▶ **Task description**: Every record should be written out exactly, with the pictures left out.

▶ **Provided information**:

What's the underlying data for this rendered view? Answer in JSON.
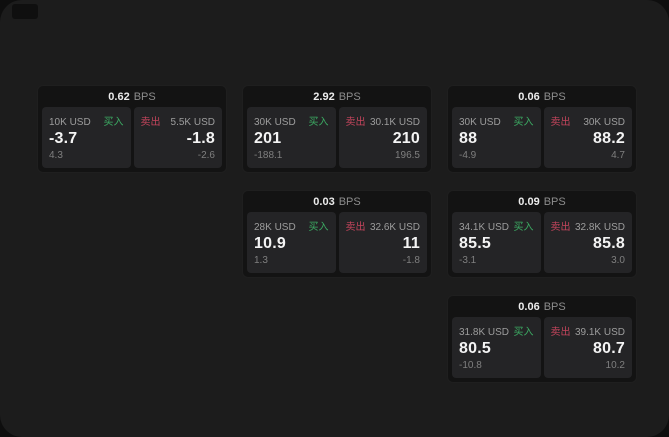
{
  "page": {
    "background_color": "#0e0e0e",
    "surface_color": "#1c1c1c",
    "card_color": "#131313",
    "tile_color": "#242426",
    "buy_color": "#3cab63",
    "sell_color": "#c4455c"
  },
  "labels": {
    "bps_unit": "BPS",
    "buy": "买入",
    "sell": "卖出"
  },
  "cards": [
    {
      "bps": "0.62",
      "buy": {
        "amount": "10K USD",
        "price": "-3.7",
        "delta": "4.3"
      },
      "sell": {
        "amount": "5.5K USD",
        "price": "-1.8",
        "delta": "-2.6"
      }
    },
    {
      "bps": "2.92",
      "buy": {
        "amount": "30K USD",
        "price": "201",
        "delta": "-188.1"
      },
      "sell": {
        "amount": "30.1K USD",
        "price": "210",
        "delta": "196.5"
      }
    },
    {
      "bps": "0.06",
      "buy": {
        "amount": "30K USD",
        "price": "88",
        "delta": "-4.9"
      },
      "sell": {
        "amount": "30K USD",
        "price": "88.2",
        "delta": "4.7"
      }
    },
    {
      "bps": "0.03",
      "buy": {
        "amount": "28K USD",
        "price": "10.9",
        "delta": "1.3"
      },
      "sell": {
        "amount": "32.6K USD",
        "price": "11",
        "delta": "-1.8"
      }
    },
    {
      "bps": "0.09",
      "buy": {
        "amount": "34.1K USD",
        "price": "85.5",
        "delta": "-3.1"
      },
      "sell": {
        "amount": "32.8K USD",
        "price": "85.8",
        "delta": "3.0"
      }
    },
    {
      "bps": "0.06",
      "buy": {
        "amount": "31.8K USD",
        "price": "80.5",
        "delta": "-10.8"
      },
      "sell": {
        "amount": "39.1K USD",
        "price": "80.7",
        "delta": "10.2"
      }
    }
  ]
}
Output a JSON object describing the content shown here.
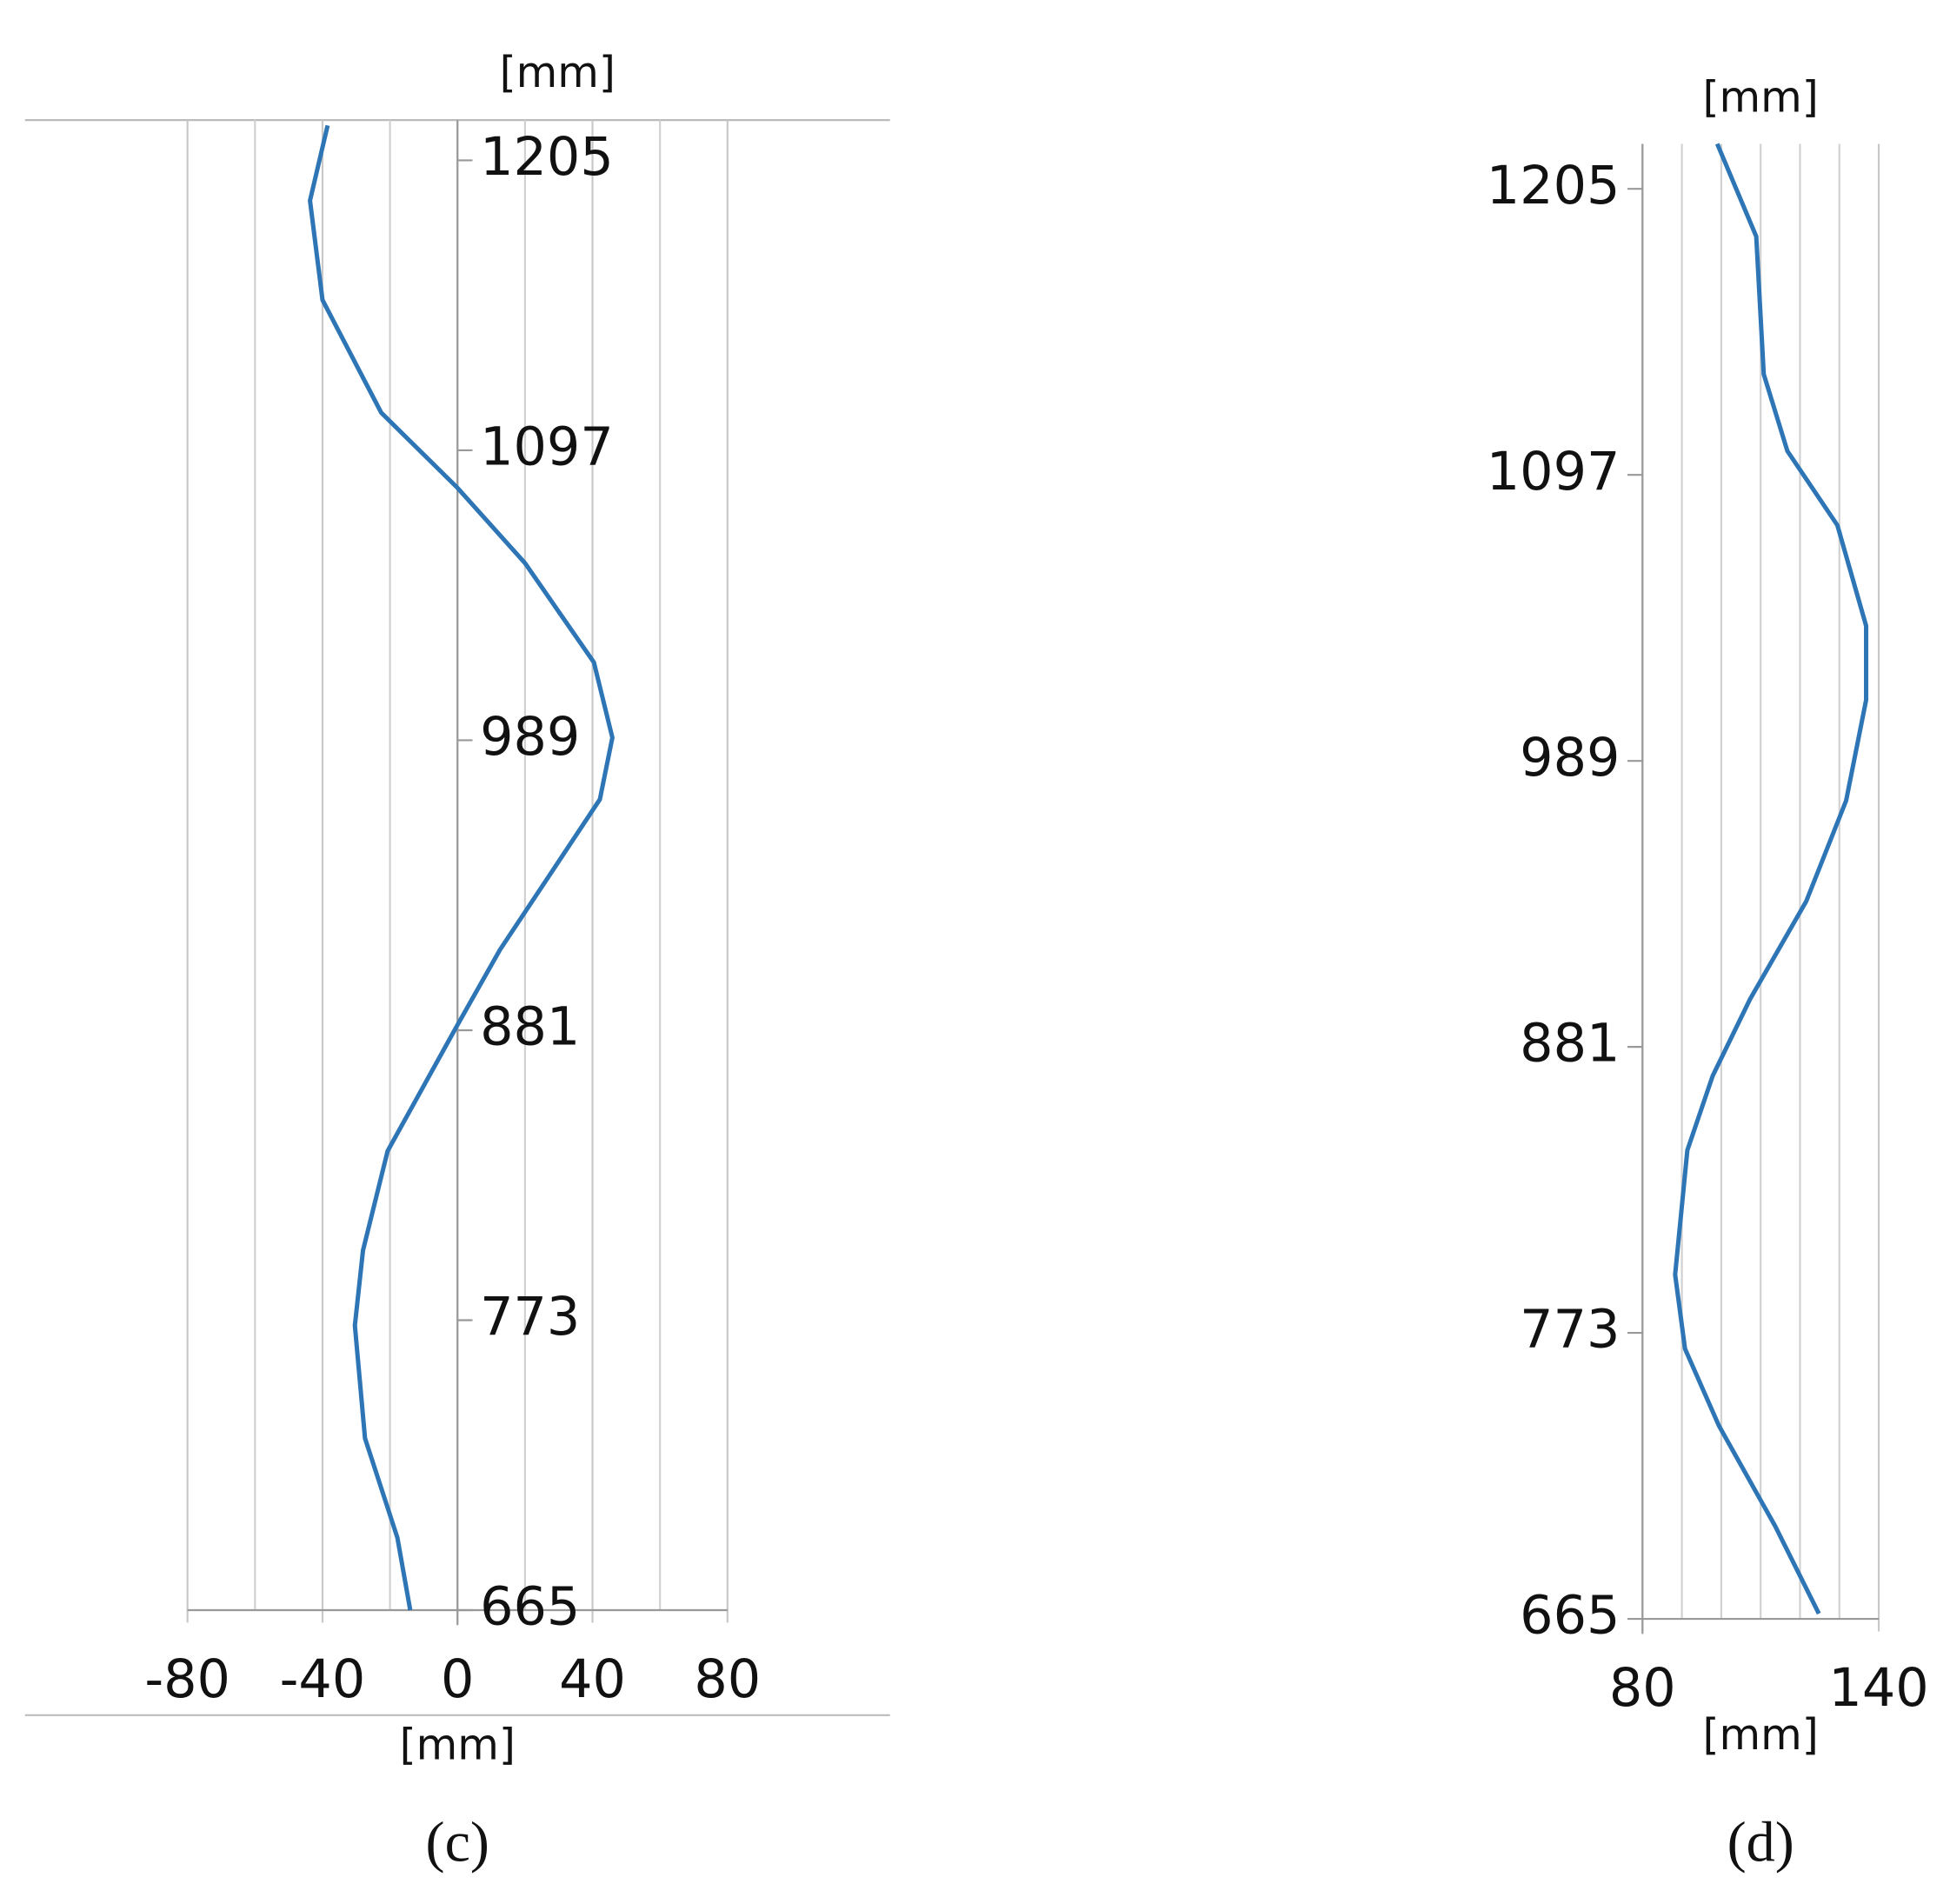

▶ **Written answer**:
What's the underlying data for this rendered view? Answer in JSON.
{
  "page": {
    "background_color": "#0e0e0e",
    "surface_color": "#1c1c1c",
    "card_color": "#131313",
    "tile_color": "#242426",
    "buy_color": "#3cab63",
    "sell_color": "#c4455c"
  },
  "labels": {
    "bps_unit": "BPS",
    "buy": "买入",
    "sell": "卖出"
  },
  "cards": [
    {
      "bps": "0.62",
      "buy": {
        "amount": "10K USD",
        "price": "-3.7",
        "delta": "4.3"
      },
      "sell": {
        "amount": "5.5K USD",
        "price": "-1.8",
        "delta": "-2.6"
      }
    },
    {
      "bps": "2.92",
      "buy": {
        "amount": "30K USD",
        "price": "201",
        "delta": "-188.1"
      },
      "sell": {
        "amount": "30.1K USD",
        "price": "210",
        "delta": "196.5"
      }
    },
    {
      "bps": "0.06",
      "buy": {
        "amount": "30K USD",
        "price": "88",
        "delta": "-4.9"
      },
      "sell": {
        "amount": "30K USD",
        "price": "88.2",
        "delta": "4.7"
      }
    },
    {
      "bps": "0.03",
      "buy": {
        "amount": "28K USD",
        "price": "10.9",
        "delta": "1.3"
      },
      "sell": {
        "amount": "32.6K USD",
        "price": "11",
        "delta": "-1.8"
      }
    },
    {
      "bps": "0.09",
      "buy": {
        "amount": "34.1K USD",
        "price": "85.5",
        "delta": "-3.1"
      },
      "sell": {
        "amount": "32.8K USD",
        "price": "85.8",
        "delta": "3.0"
      }
    },
    {
      "bps": "0.06",
      "buy": {
        "amount": "31.8K USD",
        "price": "80.5",
        "delta": "-10.8"
      },
      "sell": {
        "amount": "39.1K USD",
        "price": "80.7",
        "delta": "10.2"
      }
    }
  ]
}
Output a JSON object describing the content shown here.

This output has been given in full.